:: PROBLEM ::
All of the lines below are to be transcribed faithfully, with pictures excluded from the copy.

:: TASK INPUTS ::
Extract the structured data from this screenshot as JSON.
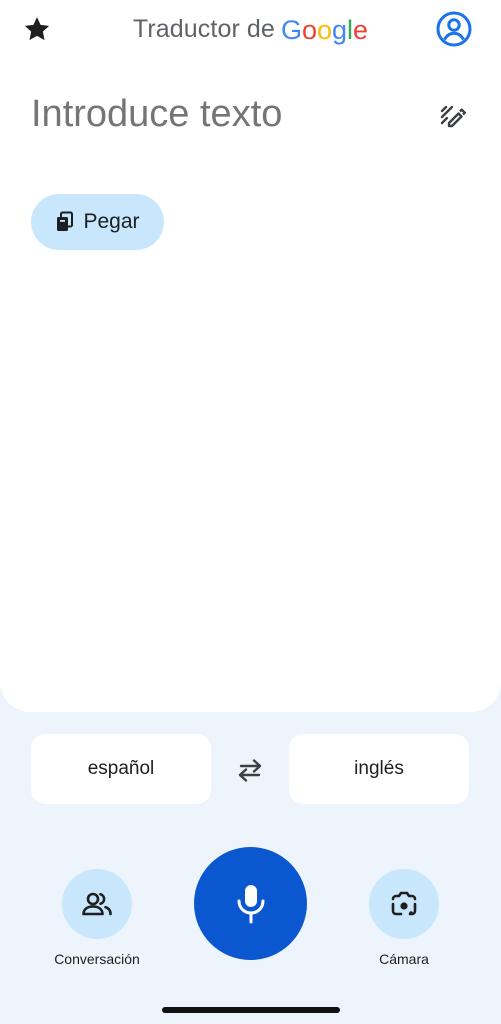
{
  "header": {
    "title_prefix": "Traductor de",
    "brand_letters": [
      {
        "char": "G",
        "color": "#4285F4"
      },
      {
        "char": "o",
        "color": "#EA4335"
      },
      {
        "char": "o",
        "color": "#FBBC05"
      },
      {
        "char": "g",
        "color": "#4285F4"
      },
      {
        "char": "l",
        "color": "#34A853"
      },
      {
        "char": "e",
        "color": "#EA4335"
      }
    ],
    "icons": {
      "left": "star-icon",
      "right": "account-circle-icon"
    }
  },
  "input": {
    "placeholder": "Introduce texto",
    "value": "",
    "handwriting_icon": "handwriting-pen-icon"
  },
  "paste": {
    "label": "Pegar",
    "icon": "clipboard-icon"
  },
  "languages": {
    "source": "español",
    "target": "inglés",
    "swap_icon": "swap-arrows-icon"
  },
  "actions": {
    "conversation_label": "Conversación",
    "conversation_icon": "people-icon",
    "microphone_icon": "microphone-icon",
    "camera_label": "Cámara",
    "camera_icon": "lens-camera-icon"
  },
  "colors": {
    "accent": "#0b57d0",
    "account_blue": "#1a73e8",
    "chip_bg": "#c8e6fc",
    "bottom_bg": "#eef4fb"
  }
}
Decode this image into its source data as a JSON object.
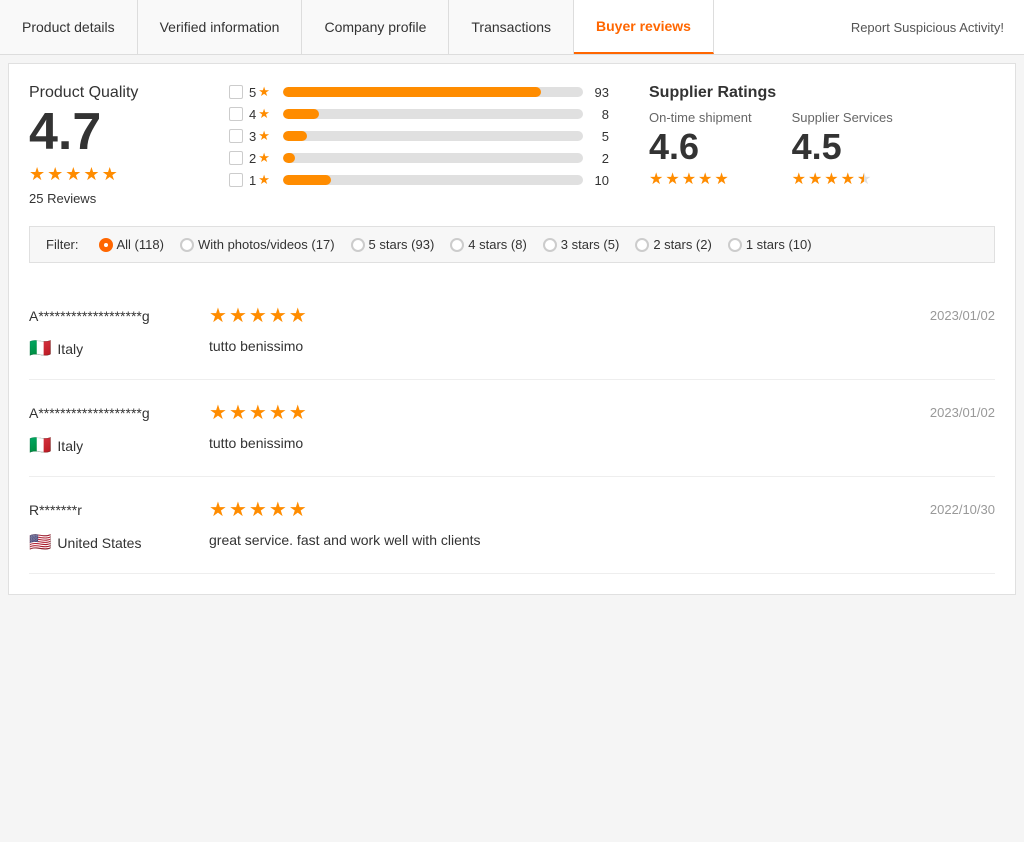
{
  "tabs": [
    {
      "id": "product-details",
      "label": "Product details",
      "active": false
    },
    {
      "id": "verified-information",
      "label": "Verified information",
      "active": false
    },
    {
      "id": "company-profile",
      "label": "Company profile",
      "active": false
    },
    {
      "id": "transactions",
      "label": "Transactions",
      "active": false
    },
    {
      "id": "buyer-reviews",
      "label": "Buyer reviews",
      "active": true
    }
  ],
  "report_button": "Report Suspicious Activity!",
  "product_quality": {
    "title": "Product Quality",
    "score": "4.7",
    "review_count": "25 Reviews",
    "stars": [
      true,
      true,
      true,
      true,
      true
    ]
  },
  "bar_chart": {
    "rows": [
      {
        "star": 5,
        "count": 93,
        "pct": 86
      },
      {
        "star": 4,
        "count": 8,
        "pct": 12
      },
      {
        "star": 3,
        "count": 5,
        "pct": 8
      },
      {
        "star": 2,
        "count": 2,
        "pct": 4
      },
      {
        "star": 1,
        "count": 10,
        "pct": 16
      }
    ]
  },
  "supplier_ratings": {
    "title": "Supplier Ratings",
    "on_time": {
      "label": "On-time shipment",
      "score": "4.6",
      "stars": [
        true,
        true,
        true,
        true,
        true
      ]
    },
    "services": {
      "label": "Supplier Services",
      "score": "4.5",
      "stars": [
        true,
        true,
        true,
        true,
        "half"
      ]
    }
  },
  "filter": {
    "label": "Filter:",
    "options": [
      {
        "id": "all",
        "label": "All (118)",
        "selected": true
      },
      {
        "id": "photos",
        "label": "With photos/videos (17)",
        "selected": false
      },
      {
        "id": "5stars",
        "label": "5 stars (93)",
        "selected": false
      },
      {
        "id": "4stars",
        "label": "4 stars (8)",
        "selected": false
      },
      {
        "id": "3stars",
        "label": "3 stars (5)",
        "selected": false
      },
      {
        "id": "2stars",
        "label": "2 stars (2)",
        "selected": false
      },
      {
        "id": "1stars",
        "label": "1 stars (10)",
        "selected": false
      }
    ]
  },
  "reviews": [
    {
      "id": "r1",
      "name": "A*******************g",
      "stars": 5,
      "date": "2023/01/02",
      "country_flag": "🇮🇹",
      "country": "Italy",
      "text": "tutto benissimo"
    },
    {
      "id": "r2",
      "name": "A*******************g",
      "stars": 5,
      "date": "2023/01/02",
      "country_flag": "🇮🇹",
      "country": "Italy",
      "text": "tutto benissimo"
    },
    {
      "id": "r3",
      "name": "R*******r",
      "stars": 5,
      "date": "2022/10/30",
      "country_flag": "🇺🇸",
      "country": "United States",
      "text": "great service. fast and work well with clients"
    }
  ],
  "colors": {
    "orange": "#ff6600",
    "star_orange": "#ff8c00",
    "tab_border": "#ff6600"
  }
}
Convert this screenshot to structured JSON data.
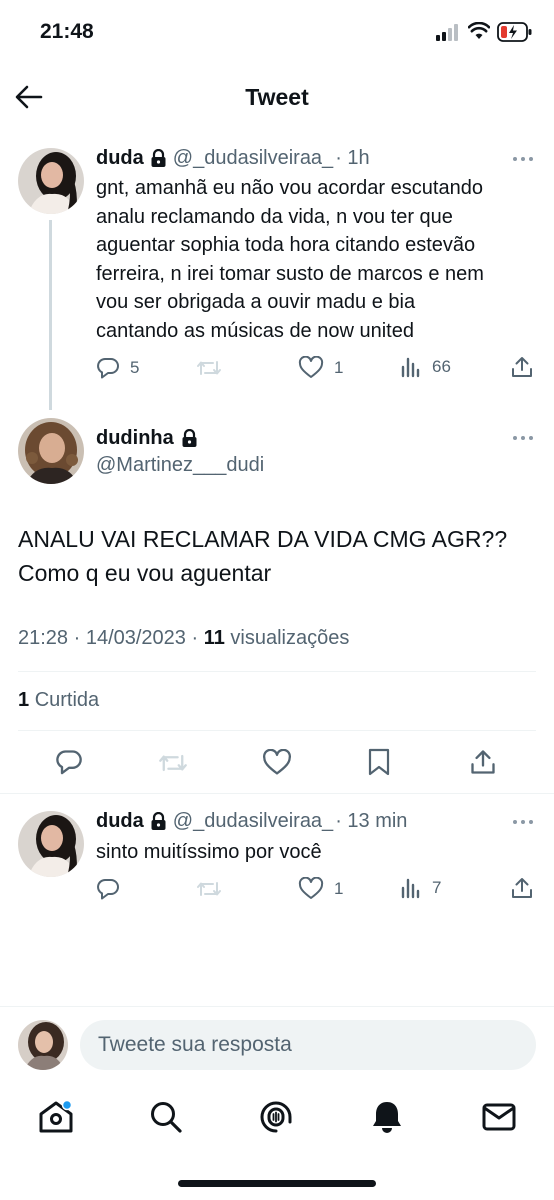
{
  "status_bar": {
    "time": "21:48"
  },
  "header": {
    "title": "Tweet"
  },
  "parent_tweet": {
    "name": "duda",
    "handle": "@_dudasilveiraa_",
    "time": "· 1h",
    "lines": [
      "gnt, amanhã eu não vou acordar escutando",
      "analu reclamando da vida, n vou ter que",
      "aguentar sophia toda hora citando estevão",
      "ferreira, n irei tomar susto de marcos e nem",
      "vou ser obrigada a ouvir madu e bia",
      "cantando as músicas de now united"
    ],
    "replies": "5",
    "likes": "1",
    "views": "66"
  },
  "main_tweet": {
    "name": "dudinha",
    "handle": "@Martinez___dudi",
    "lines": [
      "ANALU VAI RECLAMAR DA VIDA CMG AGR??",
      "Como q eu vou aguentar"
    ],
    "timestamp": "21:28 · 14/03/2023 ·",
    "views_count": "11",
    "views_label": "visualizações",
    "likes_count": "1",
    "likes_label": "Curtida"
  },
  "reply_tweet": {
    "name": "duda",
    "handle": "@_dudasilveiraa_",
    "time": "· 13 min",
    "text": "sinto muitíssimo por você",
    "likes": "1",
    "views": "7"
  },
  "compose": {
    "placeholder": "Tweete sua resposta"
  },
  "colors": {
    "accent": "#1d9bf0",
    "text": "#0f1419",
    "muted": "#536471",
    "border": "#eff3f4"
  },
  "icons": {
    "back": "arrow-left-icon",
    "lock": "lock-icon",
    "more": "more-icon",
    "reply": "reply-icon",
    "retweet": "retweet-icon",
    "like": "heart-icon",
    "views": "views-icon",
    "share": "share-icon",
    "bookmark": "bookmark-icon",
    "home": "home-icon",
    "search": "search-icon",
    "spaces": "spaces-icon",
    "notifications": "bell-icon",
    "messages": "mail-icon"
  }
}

:: ANSWER ::
Extract the structured data from this screenshot as JSON.
{
  "header": {
    "title_prefix": "Traductor de",
    "brand_letters": [
      {
        "char": "G",
        "color": "#4285F4"
      },
      {
        "char": "o",
        "color": "#EA4335"
      },
      {
        "char": "o",
        "color": "#FBBC05"
      },
      {
        "char": "g",
        "color": "#4285F4"
      },
      {
        "char": "l",
        "color": "#34A853"
      },
      {
        "char": "e",
        "color": "#EA4335"
      }
    ],
    "icons": {
      "left": "star-icon",
      "right": "account-circle-icon"
    }
  },
  "input": {
    "placeholder": "Introduce texto",
    "value": "",
    "handwriting_icon": "handwriting-pen-icon"
  },
  "paste": {
    "label": "Pegar",
    "icon": "clipboard-icon"
  },
  "languages": {
    "source": "español",
    "target": "inglés",
    "swap_icon": "swap-arrows-icon"
  },
  "actions": {
    "conversation_label": "Conversación",
    "conversation_icon": "people-icon",
    "microphone_icon": "microphone-icon",
    "camera_label": "Cámara",
    "camera_icon": "lens-camera-icon"
  },
  "colors": {
    "accent": "#0b57d0",
    "account_blue": "#1a73e8",
    "chip_bg": "#c8e6fc",
    "bottom_bg": "#eef4fb"
  }
}
Decode this image into its source data as a JSON object.
{
  "tabs": [
    {
      "id": "product-details",
      "label": "Product details",
      "active": false
    },
    {
      "id": "verified-information",
      "label": "Verified information",
      "active": false
    },
    {
      "id": "company-profile",
      "label": "Company profile",
      "active": false
    },
    {
      "id": "transactions",
      "label": "Transactions",
      "active": false
    },
    {
      "id": "buyer-reviews",
      "label": "Buyer reviews",
      "active": true
    }
  ],
  "report_button": "Report Suspicious Activity!",
  "product_quality": {
    "title": "Product Quality",
    "score": "4.7",
    "review_count": "25 Reviews",
    "stars": [
      true,
      true,
      true,
      true,
      true
    ]
  },
  "bar_chart": {
    "rows": [
      {
        "star": 5,
        "count": 93,
        "pct": 86
      },
      {
        "star": 4,
        "count": 8,
        "pct": 12
      },
      {
        "star": 3,
        "count": 5,
        "pct": 8
      },
      {
        "star": 2,
        "count": 2,
        "pct": 4
      },
      {
        "star": 1,
        "count": 10,
        "pct": 16
      }
    ]
  },
  "supplier_ratings": {
    "title": "Supplier Ratings",
    "on_time": {
      "label": "On-time shipment",
      "score": "4.6",
      "stars": [
        true,
        true,
        true,
        true,
        true
      ]
    },
    "services": {
      "label": "Supplier Services",
      "score": "4.5",
      "stars": [
        true,
        true,
        true,
        true,
        "half"
      ]
    }
  },
  "filter": {
    "label": "Filter:",
    "options": [
      {
        "id": "all",
        "label": "All (118)",
        "selected": true
      },
      {
        "id": "photos",
        "label": "With photos/videos (17)",
        "selected": false
      },
      {
        "id": "5stars",
        "label": "5 stars (93)",
        "selected": false
      },
      {
        "id": "4stars",
        "label": "4 stars (8)",
        "selected": false
      },
      {
        "id": "3stars",
        "label": "3 stars (5)",
        "selected": false
      },
      {
        "id": "2stars",
        "label": "2 stars (2)",
        "selected": false
      },
      {
        "id": "1stars",
        "label": "1 stars (10)",
        "selected": false
      }
    ]
  },
  "reviews": [
    {
      "id": "r1",
      "name": "A*******************g",
      "stars": 5,
      "date": "2023/01/02",
      "country_flag": "🇮🇹",
      "country": "Italy",
      "text": "tutto benissimo"
    },
    {
      "id": "r2",
      "name": "A*******************g",
      "stars": 5,
      "date": "2023/01/02",
      "country_flag": "🇮🇹",
      "country": "Italy",
      "text": "tutto benissimo"
    },
    {
      "id": "r3",
      "name": "R*******r",
      "stars": 5,
      "date": "2022/10/30",
      "country_flag": "🇺🇸",
      "country": "United States",
      "text": "great service. fast and work well with clients"
    }
  ],
  "colors": {
    "orange": "#ff6600",
    "star_orange": "#ff8c00",
    "tab_border": "#ff6600"
  }
}
Convert this screenshot to structured JSON data.
{
  "status_bar": {
    "time": "21:48"
  },
  "header": {
    "title": "Tweet"
  },
  "parent_tweet": {
    "name": "duda",
    "handle": "@_dudasilveiraa_",
    "time": "· 1h",
    "lines": [
      "gnt, amanhã eu não vou acordar escutando",
      "analu reclamando da vida, n vou ter que",
      "aguentar sophia toda hora citando estevão",
      "ferreira, n irei tomar susto de marcos e nem",
      "vou ser obrigada a ouvir madu e bia",
      "cantando as músicas de now united"
    ],
    "replies": "5",
    "likes": "1",
    "views": "66"
  },
  "main_tweet": {
    "name": "dudinha",
    "handle": "@Martinez___dudi",
    "lines": [
      "ANALU VAI RECLAMAR DA VIDA CMG AGR??",
      "Como q eu vou aguentar"
    ],
    "timestamp": "21:28 · 14/03/2023 ·",
    "views_count": "11",
    "views_label": "visualizações",
    "likes_count": "1",
    "likes_label": "Curtida"
  },
  "reply_tweet": {
    "name": "duda",
    "handle": "@_dudasilveiraa_",
    "time": "· 13 min",
    "text": "sinto muitíssimo por você",
    "likes": "1",
    "views": "7"
  },
  "compose": {
    "placeholder": "Tweete sua resposta"
  },
  "colors": {
    "accent": "#1d9bf0",
    "text": "#0f1419",
    "muted": "#536471",
    "border": "#eff3f4"
  },
  "icons": {
    "back": "arrow-left-icon",
    "lock": "lock-icon",
    "more": "more-icon",
    "reply": "reply-icon",
    "retweet": "retweet-icon",
    "like": "heart-icon",
    "views": "views-icon",
    "share": "share-icon",
    "bookmark": "bookmark-icon",
    "home": "home-icon",
    "search": "search-icon",
    "spaces": "spaces-icon",
    "notifications": "bell-icon",
    "messages": "mail-icon"
  }
}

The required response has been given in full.